• TASK PROMPT
Extract the data exactly, missing nothing.
____________________
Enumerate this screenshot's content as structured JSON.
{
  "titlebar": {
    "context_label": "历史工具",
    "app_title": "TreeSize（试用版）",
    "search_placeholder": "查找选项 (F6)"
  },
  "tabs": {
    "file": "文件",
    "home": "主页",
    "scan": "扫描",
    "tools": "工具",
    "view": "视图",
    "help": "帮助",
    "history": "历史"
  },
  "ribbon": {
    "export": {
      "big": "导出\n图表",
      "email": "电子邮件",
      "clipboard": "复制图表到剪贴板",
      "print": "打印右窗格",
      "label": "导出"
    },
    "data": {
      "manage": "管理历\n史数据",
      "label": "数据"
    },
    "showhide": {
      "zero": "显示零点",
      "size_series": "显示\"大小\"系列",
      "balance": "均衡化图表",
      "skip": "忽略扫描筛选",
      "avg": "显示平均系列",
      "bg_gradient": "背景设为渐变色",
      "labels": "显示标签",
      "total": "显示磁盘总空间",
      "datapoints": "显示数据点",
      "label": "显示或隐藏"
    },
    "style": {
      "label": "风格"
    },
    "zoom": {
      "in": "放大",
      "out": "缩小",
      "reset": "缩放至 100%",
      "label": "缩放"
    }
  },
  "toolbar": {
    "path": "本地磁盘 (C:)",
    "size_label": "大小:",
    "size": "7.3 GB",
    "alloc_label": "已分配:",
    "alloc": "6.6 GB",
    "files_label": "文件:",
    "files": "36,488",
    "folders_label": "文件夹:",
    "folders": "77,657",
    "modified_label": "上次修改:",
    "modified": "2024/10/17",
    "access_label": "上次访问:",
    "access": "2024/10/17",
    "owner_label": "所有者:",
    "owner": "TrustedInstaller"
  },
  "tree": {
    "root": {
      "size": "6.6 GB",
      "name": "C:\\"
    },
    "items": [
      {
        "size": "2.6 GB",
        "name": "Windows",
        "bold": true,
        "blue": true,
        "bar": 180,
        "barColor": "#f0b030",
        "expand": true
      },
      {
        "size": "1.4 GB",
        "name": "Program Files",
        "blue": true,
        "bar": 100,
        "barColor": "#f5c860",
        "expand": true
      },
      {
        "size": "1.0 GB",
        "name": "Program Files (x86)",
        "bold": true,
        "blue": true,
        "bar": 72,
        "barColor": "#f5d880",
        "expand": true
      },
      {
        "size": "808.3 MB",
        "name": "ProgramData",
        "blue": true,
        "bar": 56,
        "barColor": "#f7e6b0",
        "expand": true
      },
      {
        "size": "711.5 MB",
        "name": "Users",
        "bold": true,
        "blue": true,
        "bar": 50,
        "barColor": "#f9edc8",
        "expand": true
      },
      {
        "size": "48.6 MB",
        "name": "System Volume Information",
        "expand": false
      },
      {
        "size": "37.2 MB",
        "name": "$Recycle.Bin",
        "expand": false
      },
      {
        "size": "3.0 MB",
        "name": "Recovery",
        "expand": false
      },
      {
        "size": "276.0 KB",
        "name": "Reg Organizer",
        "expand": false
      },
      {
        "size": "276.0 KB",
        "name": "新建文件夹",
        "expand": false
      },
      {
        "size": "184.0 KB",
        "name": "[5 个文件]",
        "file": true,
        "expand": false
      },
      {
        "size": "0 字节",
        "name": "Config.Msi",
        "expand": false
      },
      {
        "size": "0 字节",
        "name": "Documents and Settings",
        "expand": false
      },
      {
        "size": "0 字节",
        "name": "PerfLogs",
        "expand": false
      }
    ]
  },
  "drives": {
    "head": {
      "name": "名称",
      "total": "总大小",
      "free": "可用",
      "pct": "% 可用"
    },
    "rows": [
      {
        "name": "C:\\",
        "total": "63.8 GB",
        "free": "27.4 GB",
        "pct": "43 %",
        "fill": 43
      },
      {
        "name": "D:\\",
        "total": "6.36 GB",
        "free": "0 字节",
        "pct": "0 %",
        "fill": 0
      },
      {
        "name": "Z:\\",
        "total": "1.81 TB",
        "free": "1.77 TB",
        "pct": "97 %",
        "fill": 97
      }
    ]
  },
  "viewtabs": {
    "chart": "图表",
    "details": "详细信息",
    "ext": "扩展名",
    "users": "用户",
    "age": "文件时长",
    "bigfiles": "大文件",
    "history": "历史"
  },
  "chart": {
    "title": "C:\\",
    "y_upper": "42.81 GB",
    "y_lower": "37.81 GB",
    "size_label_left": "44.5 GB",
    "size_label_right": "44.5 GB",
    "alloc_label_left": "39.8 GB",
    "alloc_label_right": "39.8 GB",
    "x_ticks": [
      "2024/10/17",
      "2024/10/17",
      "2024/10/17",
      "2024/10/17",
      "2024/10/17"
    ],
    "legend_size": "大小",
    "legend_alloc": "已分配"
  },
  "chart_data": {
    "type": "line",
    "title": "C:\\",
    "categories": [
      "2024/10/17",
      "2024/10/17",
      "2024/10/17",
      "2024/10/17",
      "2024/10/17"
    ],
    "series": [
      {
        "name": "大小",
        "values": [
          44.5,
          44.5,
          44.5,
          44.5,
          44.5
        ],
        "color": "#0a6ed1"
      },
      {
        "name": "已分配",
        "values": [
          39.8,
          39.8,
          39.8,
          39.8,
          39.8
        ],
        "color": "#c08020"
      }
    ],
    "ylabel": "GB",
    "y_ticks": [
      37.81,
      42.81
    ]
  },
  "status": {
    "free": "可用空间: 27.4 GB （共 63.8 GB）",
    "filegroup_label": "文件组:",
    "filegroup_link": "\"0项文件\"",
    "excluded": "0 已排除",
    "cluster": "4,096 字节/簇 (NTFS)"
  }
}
____________________
• WRITTEN ANSWER
Enumerate this screenshot's content as structured JSON.
{
  "titlebar": {
    "context_label": "历史工具",
    "app_title": "TreeSize（试用版）",
    "search_placeholder": "查找选项 (F6)"
  },
  "tabs": {
    "file": "文件",
    "home": "主页",
    "scan": "扫描",
    "tools": "工具",
    "view": "视图",
    "help": "帮助",
    "history": "历史"
  },
  "ribbon": {
    "export": {
      "big": "导出\n图表",
      "email": "电子邮件",
      "clipboard": "复制图表到剪贴板",
      "print": "打印右窗格",
      "label": "导出"
    },
    "data": {
      "manage": "管理历\n史数据",
      "label": "数据"
    },
    "showhide": {
      "zero": "显示零点",
      "size_series": "显示\"大小\"系列",
      "balance": "均衡化图表",
      "skip": "忽略扫描筛选",
      "avg": "显示平均系列",
      "bg_gradient": "背景设为渐变色",
      "labels": "显示标签",
      "total": "显示磁盘总空间",
      "datapoints": "显示数据点",
      "label": "显示或隐藏"
    },
    "style": {
      "label": "风格"
    },
    "zoom": {
      "in": "放大",
      "out": "缩小",
      "reset": "缩放至 100%",
      "label": "缩放"
    }
  },
  "toolbar": {
    "path": "本地磁盘 (C:)",
    "size_label": "大小:",
    "size": "7.3 GB",
    "alloc_label": "已分配:",
    "alloc": "6.6 GB",
    "files_label": "文件:",
    "files": "36,488",
    "folders_label": "文件夹:",
    "folders": "77,657",
    "modified_label": "上次修改:",
    "modified": "2024/10/17",
    "access_label": "上次访问:",
    "access": "2024/10/17",
    "owner_label": "所有者:",
    "owner": "TrustedInstaller"
  },
  "tree": {
    "root": {
      "size": "6.6 GB",
      "name": "C:\\"
    },
    "items": [
      {
        "size": "2.6 GB",
        "name": "Windows",
        "bold": true,
        "blue": true,
        "bar": 180,
        "barColor": "#f0b030",
        "expand": true
      },
      {
        "size": "1.4 GB",
        "name": "Program Files",
        "blue": true,
        "bar": 100,
        "barColor": "#f5c860",
        "expand": true
      },
      {
        "size": "1.0 GB",
        "name": "Program Files (x86)",
        "bold": true,
        "blue": true,
        "bar": 72,
        "barColor": "#f5d880",
        "expand": true
      },
      {
        "size": "808.3 MB",
        "name": "ProgramData",
        "blue": true,
        "bar": 56,
        "barColor": "#f7e6b0",
        "expand": true
      },
      {
        "size": "711.5 MB",
        "name": "Users",
        "bold": true,
        "blue": true,
        "bar": 50,
        "barColor": "#f9edc8",
        "expand": true
      },
      {
        "size": "48.6 MB",
        "name": "System Volume Information",
        "expand": false
      },
      {
        "size": "37.2 MB",
        "name": "$Recycle.Bin",
        "expand": false
      },
      {
        "size": "3.0 MB",
        "name": "Recovery",
        "expand": false
      },
      {
        "size": "276.0 KB",
        "name": "Reg Organizer",
        "expand": false
      },
      {
        "size": "276.0 KB",
        "name": "新建文件夹",
        "expand": false
      },
      {
        "size": "184.0 KB",
        "name": "[5 个文件]",
        "file": true,
        "expand": false
      },
      {
        "size": "0 字节",
        "name": "Config.Msi",
        "expand": false
      },
      {
        "size": "0 字节",
        "name": "Documents and Settings",
        "expand": false
      },
      {
        "size": "0 字节",
        "name": "PerfLogs",
        "expand": false
      }
    ]
  },
  "drives": {
    "head": {
      "name": "名称",
      "total": "总大小",
      "free": "可用",
      "pct": "% 可用"
    },
    "rows": [
      {
        "name": "C:\\",
        "total": "63.8 GB",
        "free": "27.4 GB",
        "pct": "43 %",
        "fill": 43
      },
      {
        "name": "D:\\",
        "total": "6.36 GB",
        "free": "0 字节",
        "pct": "0 %",
        "fill": 0
      },
      {
        "name": "Z:\\",
        "total": "1.81 TB",
        "free": "1.77 TB",
        "pct": "97 %",
        "fill": 97
      }
    ]
  },
  "viewtabs": {
    "chart": "图表",
    "details": "详细信息",
    "ext": "扩展名",
    "users": "用户",
    "age": "文件时长",
    "bigfiles": "大文件",
    "history": "历史"
  },
  "chart": {
    "title": "C:\\",
    "y_upper": "42.81 GB",
    "y_lower": "37.81 GB",
    "size_label_left": "44.5 GB",
    "size_label_right": "44.5 GB",
    "alloc_label_left": "39.8 GB",
    "alloc_label_right": "39.8 GB",
    "x_ticks": [
      "2024/10/17",
      "2024/10/17",
      "2024/10/17",
      "2024/10/17",
      "2024/10/17"
    ],
    "legend_size": "大小",
    "legend_alloc": "已分配"
  },
  "chart_data": {
    "type": "line",
    "title": "C:\\",
    "categories": [
      "2024/10/17",
      "2024/10/17",
      "2024/10/17",
      "2024/10/17",
      "2024/10/17"
    ],
    "series": [
      {
        "name": "大小",
        "values": [
          44.5,
          44.5,
          44.5,
          44.5,
          44.5
        ],
        "color": "#0a6ed1"
      },
      {
        "name": "已分配",
        "values": [
          39.8,
          39.8,
          39.8,
          39.8,
          39.8
        ],
        "color": "#c08020"
      }
    ],
    "ylabel": "GB",
    "y_ticks": [
      37.81,
      42.81
    ]
  },
  "status": {
    "free": "可用空间: 27.4 GB （共 63.8 GB）",
    "filegroup_label": "文件组:",
    "filegroup_link": "\"0项文件\"",
    "excluded": "0 已排除",
    "cluster": "4,096 字节/簇 (NTFS)"
  }
}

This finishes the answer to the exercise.